-- BEGIN PROVIDED INFORMATION --

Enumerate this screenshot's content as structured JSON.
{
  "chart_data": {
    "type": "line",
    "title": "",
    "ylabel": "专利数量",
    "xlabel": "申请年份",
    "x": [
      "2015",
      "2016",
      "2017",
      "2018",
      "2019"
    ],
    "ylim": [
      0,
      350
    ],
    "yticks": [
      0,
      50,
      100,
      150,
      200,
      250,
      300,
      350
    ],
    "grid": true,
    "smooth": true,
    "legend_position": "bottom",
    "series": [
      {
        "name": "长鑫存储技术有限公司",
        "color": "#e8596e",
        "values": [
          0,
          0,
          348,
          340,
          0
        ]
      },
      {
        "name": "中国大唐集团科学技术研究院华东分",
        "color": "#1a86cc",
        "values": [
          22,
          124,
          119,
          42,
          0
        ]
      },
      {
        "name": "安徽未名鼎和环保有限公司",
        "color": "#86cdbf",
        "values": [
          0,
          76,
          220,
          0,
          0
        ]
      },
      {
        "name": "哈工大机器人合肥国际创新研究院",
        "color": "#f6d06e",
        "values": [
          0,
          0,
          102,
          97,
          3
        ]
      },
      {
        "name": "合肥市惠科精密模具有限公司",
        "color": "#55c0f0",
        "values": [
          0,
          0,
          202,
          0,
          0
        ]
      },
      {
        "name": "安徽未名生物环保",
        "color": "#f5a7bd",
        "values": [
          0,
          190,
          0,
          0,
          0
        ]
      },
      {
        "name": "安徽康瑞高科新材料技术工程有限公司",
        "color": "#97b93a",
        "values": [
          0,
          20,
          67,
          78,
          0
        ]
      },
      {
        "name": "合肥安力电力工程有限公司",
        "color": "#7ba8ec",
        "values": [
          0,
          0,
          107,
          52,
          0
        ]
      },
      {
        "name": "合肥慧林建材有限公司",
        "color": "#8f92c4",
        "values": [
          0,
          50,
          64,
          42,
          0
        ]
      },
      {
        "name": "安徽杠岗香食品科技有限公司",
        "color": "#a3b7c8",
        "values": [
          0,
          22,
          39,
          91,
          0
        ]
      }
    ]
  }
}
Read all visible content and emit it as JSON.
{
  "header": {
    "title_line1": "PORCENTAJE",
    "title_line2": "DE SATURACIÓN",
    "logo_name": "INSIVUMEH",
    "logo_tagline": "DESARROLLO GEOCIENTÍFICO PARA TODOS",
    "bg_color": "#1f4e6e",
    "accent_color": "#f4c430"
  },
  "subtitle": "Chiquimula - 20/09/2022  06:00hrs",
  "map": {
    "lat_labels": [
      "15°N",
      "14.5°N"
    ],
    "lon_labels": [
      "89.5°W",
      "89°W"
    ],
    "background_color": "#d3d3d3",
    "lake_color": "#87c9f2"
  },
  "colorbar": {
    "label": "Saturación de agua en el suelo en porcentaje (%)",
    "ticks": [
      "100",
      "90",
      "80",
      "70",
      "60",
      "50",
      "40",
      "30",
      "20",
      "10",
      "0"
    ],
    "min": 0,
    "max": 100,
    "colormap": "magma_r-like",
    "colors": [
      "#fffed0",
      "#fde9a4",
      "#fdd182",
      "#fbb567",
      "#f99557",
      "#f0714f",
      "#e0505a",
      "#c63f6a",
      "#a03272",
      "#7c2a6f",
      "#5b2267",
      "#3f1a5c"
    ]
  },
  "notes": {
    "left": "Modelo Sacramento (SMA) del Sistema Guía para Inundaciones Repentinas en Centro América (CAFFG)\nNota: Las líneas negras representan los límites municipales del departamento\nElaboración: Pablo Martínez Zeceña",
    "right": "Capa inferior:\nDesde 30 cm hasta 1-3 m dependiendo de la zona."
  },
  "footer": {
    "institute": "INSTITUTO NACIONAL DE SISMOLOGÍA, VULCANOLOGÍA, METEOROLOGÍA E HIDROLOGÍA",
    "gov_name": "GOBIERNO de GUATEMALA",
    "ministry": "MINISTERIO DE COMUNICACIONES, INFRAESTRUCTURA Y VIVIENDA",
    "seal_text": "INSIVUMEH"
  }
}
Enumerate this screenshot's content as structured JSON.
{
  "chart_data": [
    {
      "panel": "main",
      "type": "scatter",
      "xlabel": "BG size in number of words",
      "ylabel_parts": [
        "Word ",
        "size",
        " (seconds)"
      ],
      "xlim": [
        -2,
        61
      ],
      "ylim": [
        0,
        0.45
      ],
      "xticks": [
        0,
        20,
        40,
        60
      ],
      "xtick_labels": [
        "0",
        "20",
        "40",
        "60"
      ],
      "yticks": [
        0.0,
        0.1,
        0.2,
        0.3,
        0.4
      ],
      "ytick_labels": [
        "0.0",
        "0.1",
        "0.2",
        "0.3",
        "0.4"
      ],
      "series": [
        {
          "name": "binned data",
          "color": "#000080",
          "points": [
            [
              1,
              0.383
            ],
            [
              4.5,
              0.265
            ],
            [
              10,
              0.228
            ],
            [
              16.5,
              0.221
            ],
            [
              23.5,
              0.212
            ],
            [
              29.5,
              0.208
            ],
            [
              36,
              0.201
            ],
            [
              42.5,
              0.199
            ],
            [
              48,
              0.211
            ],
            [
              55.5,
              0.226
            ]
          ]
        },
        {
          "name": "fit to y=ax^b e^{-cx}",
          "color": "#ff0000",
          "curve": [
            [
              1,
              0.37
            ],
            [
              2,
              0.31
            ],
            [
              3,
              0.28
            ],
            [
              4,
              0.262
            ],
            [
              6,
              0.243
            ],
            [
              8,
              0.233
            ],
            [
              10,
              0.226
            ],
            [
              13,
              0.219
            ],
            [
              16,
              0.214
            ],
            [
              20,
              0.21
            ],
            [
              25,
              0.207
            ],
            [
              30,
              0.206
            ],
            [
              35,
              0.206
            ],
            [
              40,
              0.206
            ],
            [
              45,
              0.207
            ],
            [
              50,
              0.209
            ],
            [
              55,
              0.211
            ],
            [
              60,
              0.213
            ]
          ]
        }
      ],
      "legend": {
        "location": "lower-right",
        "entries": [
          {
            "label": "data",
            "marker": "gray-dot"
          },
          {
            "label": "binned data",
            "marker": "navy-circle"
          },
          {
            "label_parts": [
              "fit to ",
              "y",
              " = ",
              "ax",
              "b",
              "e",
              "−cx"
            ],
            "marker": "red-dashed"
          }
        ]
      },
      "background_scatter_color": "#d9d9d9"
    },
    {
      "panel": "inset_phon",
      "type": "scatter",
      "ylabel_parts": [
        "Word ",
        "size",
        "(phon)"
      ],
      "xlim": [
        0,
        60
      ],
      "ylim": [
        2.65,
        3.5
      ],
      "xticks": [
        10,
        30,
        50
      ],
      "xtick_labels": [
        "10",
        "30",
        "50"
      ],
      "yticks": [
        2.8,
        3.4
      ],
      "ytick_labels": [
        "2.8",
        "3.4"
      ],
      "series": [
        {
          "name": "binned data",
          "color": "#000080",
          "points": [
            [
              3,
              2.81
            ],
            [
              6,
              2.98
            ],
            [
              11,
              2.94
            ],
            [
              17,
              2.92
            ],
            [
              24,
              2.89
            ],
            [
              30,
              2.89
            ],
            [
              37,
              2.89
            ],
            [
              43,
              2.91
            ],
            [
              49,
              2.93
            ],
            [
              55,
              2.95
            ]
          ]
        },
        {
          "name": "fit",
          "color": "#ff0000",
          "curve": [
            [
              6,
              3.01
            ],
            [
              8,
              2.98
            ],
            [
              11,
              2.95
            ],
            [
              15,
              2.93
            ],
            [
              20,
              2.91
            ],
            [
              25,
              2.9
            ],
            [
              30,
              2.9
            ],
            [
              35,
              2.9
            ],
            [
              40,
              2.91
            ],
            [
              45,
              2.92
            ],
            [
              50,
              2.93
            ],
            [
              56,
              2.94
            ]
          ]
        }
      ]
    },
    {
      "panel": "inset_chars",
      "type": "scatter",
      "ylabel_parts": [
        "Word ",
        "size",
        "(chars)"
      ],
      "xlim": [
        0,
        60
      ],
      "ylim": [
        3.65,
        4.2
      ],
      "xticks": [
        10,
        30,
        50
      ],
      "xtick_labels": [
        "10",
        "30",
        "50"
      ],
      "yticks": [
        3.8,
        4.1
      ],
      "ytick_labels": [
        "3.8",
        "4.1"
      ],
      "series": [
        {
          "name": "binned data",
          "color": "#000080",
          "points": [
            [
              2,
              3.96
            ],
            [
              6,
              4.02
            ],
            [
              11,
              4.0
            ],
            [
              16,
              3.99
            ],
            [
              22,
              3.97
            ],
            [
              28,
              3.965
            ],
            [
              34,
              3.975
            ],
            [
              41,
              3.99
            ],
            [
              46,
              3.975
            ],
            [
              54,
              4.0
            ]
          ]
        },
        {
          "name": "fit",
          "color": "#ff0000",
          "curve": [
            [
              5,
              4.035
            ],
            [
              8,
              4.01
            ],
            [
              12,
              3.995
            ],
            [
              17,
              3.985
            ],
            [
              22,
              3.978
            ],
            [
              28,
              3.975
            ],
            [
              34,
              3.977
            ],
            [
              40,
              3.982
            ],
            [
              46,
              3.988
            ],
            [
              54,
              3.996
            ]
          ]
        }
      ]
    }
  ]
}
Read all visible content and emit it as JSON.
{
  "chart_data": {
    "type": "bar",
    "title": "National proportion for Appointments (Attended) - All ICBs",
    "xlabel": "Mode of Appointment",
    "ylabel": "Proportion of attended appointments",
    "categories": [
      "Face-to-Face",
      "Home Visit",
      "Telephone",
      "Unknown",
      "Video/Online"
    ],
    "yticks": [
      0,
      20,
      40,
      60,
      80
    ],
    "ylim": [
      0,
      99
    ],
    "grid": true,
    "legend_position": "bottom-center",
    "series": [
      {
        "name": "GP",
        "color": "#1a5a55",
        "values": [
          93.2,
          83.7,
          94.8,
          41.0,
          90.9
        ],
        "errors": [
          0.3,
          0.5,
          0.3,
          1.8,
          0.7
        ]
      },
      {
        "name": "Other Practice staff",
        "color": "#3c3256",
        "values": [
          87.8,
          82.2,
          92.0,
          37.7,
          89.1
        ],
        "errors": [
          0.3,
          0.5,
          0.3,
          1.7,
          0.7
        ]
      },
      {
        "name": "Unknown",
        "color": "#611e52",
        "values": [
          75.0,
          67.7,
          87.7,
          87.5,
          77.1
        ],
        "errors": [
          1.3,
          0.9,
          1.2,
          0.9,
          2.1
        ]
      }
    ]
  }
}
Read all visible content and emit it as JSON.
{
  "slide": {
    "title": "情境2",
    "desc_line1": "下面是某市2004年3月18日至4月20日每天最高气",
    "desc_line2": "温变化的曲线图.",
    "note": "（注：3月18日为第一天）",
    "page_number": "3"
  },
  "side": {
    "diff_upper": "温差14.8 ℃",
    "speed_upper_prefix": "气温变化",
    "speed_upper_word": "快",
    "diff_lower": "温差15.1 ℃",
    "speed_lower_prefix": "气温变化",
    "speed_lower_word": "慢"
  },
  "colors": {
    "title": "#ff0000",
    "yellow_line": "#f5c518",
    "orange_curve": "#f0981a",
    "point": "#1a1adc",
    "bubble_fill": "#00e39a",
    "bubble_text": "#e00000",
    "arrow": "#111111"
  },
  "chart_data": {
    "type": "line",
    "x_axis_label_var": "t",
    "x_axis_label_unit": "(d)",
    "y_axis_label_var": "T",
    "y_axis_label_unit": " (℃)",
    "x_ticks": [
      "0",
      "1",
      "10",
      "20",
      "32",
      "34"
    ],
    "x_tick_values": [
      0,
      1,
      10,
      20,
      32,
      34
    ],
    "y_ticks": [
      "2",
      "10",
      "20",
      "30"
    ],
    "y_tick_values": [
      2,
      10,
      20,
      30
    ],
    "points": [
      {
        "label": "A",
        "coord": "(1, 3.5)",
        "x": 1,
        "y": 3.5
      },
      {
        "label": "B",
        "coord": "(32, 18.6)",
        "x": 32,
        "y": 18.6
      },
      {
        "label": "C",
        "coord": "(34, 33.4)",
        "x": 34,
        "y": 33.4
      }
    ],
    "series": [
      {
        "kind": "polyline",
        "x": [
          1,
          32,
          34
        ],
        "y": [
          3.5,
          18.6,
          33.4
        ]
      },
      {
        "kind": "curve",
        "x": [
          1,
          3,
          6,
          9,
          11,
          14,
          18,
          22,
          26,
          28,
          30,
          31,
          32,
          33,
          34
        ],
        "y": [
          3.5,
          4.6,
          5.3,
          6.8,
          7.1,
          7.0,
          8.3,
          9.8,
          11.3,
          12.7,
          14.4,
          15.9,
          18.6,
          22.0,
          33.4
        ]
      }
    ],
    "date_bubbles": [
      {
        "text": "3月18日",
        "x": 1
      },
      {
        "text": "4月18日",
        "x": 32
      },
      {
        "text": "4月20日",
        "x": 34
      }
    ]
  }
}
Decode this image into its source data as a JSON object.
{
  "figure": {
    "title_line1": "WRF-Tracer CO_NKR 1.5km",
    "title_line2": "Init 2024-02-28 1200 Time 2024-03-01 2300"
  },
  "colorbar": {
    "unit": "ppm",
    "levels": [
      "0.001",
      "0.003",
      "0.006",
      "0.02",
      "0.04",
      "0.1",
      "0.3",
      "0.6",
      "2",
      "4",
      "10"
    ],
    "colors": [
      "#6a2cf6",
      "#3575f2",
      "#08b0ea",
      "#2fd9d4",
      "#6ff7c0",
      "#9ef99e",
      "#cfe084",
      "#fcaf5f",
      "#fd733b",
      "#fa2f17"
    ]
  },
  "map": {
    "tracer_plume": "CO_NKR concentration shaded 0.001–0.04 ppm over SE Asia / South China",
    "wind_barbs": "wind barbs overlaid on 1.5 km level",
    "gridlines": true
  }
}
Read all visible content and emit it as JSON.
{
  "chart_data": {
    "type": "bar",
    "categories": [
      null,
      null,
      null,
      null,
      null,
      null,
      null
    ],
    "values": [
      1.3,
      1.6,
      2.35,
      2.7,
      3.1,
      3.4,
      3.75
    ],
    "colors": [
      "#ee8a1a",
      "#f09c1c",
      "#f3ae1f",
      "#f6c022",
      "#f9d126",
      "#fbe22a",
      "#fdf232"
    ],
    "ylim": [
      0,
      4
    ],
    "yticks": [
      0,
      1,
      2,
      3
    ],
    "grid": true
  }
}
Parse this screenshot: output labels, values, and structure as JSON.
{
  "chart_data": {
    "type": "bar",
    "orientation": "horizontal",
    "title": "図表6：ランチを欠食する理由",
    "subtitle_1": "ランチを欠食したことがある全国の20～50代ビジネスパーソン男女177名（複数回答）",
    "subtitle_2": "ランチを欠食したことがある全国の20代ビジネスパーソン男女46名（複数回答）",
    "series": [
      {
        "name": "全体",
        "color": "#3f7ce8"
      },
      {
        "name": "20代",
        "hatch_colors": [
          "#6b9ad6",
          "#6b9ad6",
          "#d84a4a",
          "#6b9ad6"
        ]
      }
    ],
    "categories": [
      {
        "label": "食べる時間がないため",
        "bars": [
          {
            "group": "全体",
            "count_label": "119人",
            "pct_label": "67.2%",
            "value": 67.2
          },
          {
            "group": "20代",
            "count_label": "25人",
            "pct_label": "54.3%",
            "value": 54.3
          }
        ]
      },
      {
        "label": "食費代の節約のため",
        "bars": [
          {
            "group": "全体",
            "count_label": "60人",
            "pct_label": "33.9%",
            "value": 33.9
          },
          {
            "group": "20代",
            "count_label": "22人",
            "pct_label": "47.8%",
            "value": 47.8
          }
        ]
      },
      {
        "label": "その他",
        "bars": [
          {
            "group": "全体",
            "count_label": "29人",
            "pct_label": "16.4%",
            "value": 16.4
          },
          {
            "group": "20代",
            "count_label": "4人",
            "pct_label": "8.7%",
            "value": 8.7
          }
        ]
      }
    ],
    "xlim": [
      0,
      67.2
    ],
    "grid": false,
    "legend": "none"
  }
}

-- END PROVIDED INFORMATION --

PROBLEM TO SOLVE ▸ From the data above, copy each line that holds "INSIVUMEH".

FINISHED TASK ▸
    "logo_name": "INSIVUMEH",
    "seal_text": "INSIVUMEH"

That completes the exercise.